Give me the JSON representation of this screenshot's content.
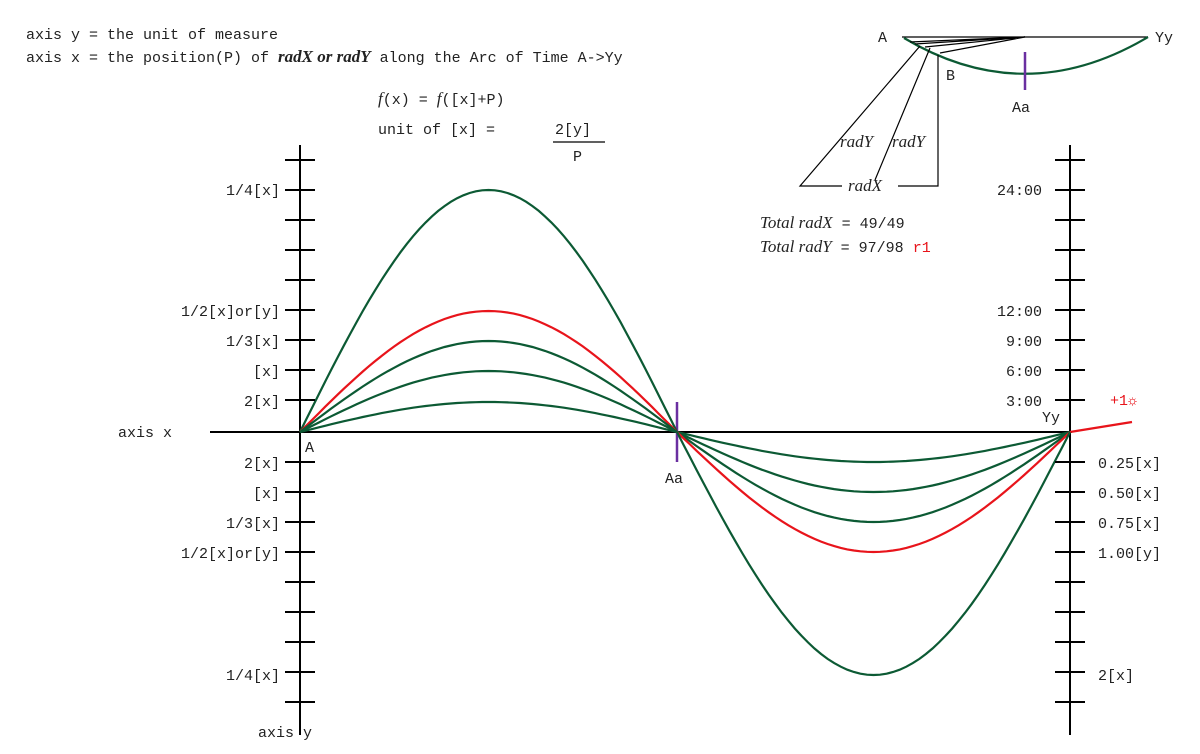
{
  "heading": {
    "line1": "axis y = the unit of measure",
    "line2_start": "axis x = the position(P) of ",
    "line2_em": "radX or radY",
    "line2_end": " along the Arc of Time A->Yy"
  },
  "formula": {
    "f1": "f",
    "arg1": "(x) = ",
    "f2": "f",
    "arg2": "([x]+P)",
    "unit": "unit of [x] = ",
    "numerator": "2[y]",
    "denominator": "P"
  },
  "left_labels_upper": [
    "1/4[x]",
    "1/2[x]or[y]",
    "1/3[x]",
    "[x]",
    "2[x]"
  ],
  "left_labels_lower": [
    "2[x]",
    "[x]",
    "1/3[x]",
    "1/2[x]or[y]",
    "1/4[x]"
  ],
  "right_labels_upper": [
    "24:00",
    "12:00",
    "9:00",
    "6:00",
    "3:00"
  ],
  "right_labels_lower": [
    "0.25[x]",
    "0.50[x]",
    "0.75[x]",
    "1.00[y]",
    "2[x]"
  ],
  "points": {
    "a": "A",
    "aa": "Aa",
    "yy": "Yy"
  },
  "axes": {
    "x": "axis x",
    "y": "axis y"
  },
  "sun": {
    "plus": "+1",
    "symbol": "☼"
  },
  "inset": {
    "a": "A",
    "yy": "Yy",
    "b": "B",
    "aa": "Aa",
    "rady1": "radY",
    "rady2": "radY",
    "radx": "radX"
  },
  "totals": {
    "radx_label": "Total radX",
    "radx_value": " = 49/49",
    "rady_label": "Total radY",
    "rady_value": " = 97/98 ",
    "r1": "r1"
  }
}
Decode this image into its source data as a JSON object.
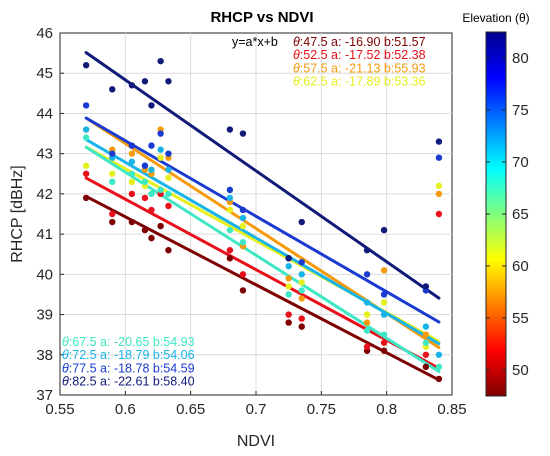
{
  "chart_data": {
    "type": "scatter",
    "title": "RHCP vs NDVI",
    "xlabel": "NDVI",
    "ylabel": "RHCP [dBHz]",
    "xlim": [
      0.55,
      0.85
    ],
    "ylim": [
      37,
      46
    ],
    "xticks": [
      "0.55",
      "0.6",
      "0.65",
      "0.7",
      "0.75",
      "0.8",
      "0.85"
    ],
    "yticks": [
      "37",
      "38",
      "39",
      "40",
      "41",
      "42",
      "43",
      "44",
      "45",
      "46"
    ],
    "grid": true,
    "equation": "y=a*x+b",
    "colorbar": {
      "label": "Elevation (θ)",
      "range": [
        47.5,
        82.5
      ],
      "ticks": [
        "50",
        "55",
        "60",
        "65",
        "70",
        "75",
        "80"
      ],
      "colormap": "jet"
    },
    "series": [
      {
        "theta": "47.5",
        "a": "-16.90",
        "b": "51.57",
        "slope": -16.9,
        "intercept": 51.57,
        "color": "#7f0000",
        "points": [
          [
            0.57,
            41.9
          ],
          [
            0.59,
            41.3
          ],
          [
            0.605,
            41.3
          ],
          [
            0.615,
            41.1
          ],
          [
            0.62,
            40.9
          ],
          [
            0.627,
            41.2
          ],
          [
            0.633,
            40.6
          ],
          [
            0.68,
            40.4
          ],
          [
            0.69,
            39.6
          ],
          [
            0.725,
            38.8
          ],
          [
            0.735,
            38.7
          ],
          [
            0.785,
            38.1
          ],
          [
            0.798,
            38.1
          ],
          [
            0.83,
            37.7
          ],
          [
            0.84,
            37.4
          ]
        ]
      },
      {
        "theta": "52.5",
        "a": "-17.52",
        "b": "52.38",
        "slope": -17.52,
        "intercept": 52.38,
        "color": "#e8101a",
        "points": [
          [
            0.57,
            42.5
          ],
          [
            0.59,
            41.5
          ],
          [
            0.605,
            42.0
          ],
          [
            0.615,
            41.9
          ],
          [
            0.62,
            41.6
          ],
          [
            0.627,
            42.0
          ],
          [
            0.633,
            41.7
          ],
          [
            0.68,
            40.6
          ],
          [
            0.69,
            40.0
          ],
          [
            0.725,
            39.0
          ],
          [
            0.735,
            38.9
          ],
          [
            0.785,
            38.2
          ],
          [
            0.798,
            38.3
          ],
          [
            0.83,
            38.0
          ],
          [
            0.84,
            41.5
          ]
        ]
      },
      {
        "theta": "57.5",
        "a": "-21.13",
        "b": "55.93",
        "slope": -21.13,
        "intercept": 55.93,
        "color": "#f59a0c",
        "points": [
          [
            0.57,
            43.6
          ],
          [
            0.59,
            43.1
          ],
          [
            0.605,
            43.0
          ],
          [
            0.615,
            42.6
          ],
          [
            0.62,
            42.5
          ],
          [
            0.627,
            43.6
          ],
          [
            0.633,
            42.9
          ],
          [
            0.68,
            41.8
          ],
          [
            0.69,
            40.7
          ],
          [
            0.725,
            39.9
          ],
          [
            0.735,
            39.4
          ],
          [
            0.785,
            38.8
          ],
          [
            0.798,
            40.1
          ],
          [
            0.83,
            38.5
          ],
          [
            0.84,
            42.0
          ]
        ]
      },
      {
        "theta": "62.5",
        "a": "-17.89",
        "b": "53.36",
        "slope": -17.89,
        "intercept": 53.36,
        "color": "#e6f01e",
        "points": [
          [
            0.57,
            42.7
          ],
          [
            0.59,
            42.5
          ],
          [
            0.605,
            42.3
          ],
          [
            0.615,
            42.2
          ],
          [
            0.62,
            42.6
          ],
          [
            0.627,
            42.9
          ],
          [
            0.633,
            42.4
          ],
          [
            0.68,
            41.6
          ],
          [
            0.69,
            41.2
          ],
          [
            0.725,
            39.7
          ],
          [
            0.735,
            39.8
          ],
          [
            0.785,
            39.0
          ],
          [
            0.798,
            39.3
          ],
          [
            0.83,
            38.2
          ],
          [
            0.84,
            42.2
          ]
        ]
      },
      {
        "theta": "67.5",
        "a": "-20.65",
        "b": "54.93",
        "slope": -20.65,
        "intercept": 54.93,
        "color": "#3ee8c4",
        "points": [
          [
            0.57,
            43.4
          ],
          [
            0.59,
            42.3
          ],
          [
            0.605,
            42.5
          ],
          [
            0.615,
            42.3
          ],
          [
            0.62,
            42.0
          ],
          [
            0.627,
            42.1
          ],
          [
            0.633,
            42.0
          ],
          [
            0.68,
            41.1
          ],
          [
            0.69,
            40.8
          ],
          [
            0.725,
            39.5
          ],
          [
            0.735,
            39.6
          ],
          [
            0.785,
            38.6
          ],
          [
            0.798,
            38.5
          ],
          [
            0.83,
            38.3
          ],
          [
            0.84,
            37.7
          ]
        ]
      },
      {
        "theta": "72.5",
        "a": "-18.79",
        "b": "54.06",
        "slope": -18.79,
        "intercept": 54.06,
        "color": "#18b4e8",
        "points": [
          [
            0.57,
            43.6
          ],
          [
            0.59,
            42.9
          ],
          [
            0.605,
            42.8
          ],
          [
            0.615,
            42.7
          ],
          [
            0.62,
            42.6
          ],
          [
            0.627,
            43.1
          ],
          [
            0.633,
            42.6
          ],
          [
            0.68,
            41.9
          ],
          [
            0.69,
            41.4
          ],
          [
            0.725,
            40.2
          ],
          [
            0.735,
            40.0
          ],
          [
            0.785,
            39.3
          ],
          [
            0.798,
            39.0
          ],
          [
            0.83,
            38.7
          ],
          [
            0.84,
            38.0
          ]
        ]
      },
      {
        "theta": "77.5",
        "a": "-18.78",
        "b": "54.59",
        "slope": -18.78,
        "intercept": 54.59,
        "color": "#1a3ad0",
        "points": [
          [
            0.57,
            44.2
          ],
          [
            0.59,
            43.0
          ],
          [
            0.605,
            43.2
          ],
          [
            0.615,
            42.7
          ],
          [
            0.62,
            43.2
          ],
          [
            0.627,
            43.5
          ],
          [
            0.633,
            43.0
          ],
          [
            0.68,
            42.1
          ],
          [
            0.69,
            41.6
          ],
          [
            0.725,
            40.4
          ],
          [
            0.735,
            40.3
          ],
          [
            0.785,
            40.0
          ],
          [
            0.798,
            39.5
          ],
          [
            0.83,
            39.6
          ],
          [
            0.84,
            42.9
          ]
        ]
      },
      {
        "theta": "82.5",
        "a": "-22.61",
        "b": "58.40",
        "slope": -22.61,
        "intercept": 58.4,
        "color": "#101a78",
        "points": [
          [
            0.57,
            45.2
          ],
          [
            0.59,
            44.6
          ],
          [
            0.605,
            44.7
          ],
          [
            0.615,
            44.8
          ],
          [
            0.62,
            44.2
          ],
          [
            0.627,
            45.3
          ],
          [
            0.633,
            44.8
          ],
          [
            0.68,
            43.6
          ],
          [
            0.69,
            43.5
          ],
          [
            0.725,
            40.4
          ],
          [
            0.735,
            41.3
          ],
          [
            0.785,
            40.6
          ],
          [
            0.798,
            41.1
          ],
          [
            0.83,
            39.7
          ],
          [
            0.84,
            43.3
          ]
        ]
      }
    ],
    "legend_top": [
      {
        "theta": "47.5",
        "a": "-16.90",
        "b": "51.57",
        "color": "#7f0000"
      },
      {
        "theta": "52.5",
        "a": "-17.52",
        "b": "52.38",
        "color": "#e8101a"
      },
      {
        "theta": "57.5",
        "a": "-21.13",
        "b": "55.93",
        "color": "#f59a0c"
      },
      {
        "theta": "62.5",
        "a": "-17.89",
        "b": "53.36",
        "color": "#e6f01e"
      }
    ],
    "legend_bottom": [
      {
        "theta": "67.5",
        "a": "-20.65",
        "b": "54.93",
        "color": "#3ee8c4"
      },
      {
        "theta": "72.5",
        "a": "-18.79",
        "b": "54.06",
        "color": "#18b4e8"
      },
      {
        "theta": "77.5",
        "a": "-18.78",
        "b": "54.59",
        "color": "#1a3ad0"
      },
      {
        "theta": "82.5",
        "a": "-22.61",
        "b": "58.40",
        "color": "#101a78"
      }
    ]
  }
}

## SET PROBLEM
List the lines that contain the word "unit".

## FINISHED TASK
    "line1": "axis y = the unit of measure",
    "unit": "unit of [x] = ",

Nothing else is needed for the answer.